» Excerpt to read
_ _ _ _

Altering the expression of CCDC144NL-AS1 affects the proliferation, migration and invasion of GC cells
To explore the biological functions of CCDC144NL-AS1 in GC cells, we knocked down CCDC144NL-AS1 expression by transfecting with siRNAs in BGC823 and SGC7901 cells (Fig. 2a). CCK-8 proliferation experiments suggested that silencing CCDC144NL-AS1 could dramatically attenuate cell proliferation ability compared with the negative control (NC) (Fig. 2b, c). Colony formation assay indicated that downregulation of CCDC144NL-AS1 significantly reduced the cell colony ability of SGC7901 and BGC823 cells (Fig. 2d). Likewise, Edu assays showed the same results that CCDC144NL-AS1 silencing inhibits GC cell proliferation (Fig. 2e–g). Furthermore, transwell assays demonstrated that CCDC144NL-AS1 knockdown repressed the migration and invasion of GC cells (Fig. 2h–k). Moreover, in the wound healing assays, silencing CCDC144NL-AS1 attenuated the migration rate of GC cells (Fig. 2l–n).
In addition, we upregulated CCDC144NL-AS1 by transfecting pcDNA-CCDC144NL-AS1 into SGC7901 and BGC823 cells and the expression level of CCDC144NL-AS1 increased (Fig. S1A). CCK-8 assays, colony formation assays and Edu assays revealed that overexpression of CCDC144NL-AS1 could promote SGC7901 and BGC823 cells proliferation (Fig. S1B–G). Furthermore, transwell assays suggested that the cell numbers of migrated and invaded cells increased by overexpressing CCDC144NL-AS1 (Fig. S1H–K). Wound healing assays showed the same results as transwell migration assays (Fig. S1L–N). These results suggested that silencing CCDC144NL-AS1 inhibited the proliferation, migration and invasion of GC cells and overexpression of CCDC144NL-AS1 had the opposite effects. CCDC144NL-AS1 may play a key role as an oncogene in GC.
Knockdown of CCDC144NL-AS1 induces cell apoptosis, inhibits GC tumor growth and metastasis in vivo
The cell apoptosis is an important factor which could influence GC cell proliferation. Flow cytometric assays revealed that knockdown of CCDC144NL-AS1 induced SGC7901 and BGC823 cells apoptosis (Fig. 3a–c). Subsequently, we inoculated subcutaneously the SGC7901 cells stably transfected with shRNA targeting CCDC144NL-AS1 or their negative control groups into female nude mice to determine whether CCDC144NL-AS1 affected tumor growth in vivo, we discovered that the average tumor size and weight generated by CCDC144NL-AS1 knockdown group were markedly smaller than those generated from their control group (Fig. 3d–f). Tumor tissues harvested from nude mice was used to detect the expression level of proliferation marker Ki-67 by IHC staining, it suggested that the Ki-67 expression was lower in sh-CCDC144NL-AS1 group than control group (Fig. 3g). To explore the function of CCDC144NL-AS1 on tumor metastasis in vivo, stable transfected cells treated differently were injected into tail vein of BALB/c nude mice separately. The results suggested that lung metastasis in CCDC144NL-AS1 knockdown group was alleviated (Fig. 3h). These results showed that silencing CCDC144NL-AS1 induced cell apoptosis, inhibited GC tumor growth and metastasis in vivo.

_ _ _ _

» Record excerpts
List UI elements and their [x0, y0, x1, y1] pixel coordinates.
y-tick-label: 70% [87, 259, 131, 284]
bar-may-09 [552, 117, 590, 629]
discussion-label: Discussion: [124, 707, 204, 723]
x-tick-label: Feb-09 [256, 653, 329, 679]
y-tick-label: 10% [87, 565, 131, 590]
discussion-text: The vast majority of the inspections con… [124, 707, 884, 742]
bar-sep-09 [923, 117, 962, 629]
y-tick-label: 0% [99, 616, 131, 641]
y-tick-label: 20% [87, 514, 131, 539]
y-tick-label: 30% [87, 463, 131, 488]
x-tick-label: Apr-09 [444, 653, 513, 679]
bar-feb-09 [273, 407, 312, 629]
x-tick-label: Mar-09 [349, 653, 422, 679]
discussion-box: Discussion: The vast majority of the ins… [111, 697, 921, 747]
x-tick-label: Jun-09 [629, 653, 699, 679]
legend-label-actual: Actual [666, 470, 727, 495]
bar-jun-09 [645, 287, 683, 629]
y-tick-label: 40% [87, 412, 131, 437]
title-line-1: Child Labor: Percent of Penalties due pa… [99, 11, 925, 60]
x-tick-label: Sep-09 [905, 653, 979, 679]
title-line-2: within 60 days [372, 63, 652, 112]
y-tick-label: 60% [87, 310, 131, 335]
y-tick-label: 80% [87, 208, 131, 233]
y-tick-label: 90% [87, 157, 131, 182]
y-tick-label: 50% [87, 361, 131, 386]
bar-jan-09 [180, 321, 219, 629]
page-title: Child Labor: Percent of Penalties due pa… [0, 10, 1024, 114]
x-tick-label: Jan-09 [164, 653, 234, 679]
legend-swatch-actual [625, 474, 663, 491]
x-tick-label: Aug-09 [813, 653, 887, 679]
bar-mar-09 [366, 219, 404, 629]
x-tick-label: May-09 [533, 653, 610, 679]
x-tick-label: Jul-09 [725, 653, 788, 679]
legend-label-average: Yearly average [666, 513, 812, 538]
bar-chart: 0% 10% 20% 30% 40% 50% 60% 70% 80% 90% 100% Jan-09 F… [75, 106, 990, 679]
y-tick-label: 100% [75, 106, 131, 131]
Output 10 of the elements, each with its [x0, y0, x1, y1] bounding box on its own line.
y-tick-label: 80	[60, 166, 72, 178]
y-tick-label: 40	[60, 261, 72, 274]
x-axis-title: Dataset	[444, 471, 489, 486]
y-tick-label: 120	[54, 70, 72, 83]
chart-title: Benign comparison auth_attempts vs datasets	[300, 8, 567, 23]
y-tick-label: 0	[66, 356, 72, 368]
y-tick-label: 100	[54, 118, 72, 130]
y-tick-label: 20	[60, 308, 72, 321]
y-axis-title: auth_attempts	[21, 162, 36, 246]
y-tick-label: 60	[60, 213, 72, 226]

_ _ _ _

» Activity
Continue the passage on CCDC144NL-AS1 in GC cells, starting after its final sentence.

» Exercise output
CCDC144NL-AS1 acts as a molecular sponge for miR-143-3p in GC cells
To explore how CCDC144NL-AS1 exerts its function, we predicted its subcellular localization by lncATLAS (http://lncatlas.crg.eu/). The result showed that CCDC144NL-AS1 was mainly located in the cytoplasm of all the available cell types (Fig. 4a). FISH assay and quantitative RT-PCR analysis suggested that CCDC144NL-AS1 was mainly located in the cytoplasm of GC cells (Fig. 4b, c). These results indicated that CCDC144NL-AS1 may function as a ceRNA of miRNAs. Then, we predicted the potential miRNAs that may interact with CCDC144NL-AS1 using DIANA (http://carolina.imis.athena-innovation.gr/diana_tools/web/index.php?r=site%2Ftools) and lncRNASNP2 (http://bioinfo.life.hust.edu.cn/lncRNASNP/#!/) database and observed that CCDC144NL-AS1 sequence contains potential binding sites of several miRNAs such as miR-143-3p, miR-130a-5p, miR-874-3p, miR-551b-5p, miR-383-3p (Fig. 4d). We then explored the effect of downregulation or upregulation of CCDC144NL-AS1 on the expression level of these miRNAs and found that miR-143-3p was the most changed one (Fig. 4e, f). A dual-luciferase reporter assay showed that miR-143-3p significantly reduced the relative luciferase activity of the wild-type CCDC144NL-AS1 3’UTR (Fig. 4g, h). TCGA database has revealed that miR-143-3p was downregulated in GC tissues, which suggested that miR-143-3p might function as a tumor suppressor gene (Fig. 4i). Consistent with TCGA analysis results, we verified lower miR-143-3p expression in 72 GC tissues (Fig. 4j). A negative correlation was also found between CCDC144NL-AS1 and miR-143-3p expression in 72 pairs of GC samples (Fig. 4k). These results indicated that CCDC144NL-AS1 directly “sponges” miR-143-3p.
The regulation of CCDC144NL-AS1 on GC cells is mediated by miR-143-3p
To further explore the biological interactions between CCDC144NL-AS1 and miR-143-3p in GC, SGC7901, and BGC823 cells were co-transfected with si-CCDC144NL-AS1 and miR-143-3p inhibitor. From CCK-8 assays, colony formation assays, Edu assays, and wound healing assays, we observed that knockdown of CCDC144NL-AS1 mediated inhibition of GC cell proliferation and migration were partially rescued by co-transfection with a miR-143-3p inhibitor (Fig. 5a–k). These results suggested that the carcinogenic effect of CCDC144NL-AS1 was partially mediated by negative regulation of miR-143-3p.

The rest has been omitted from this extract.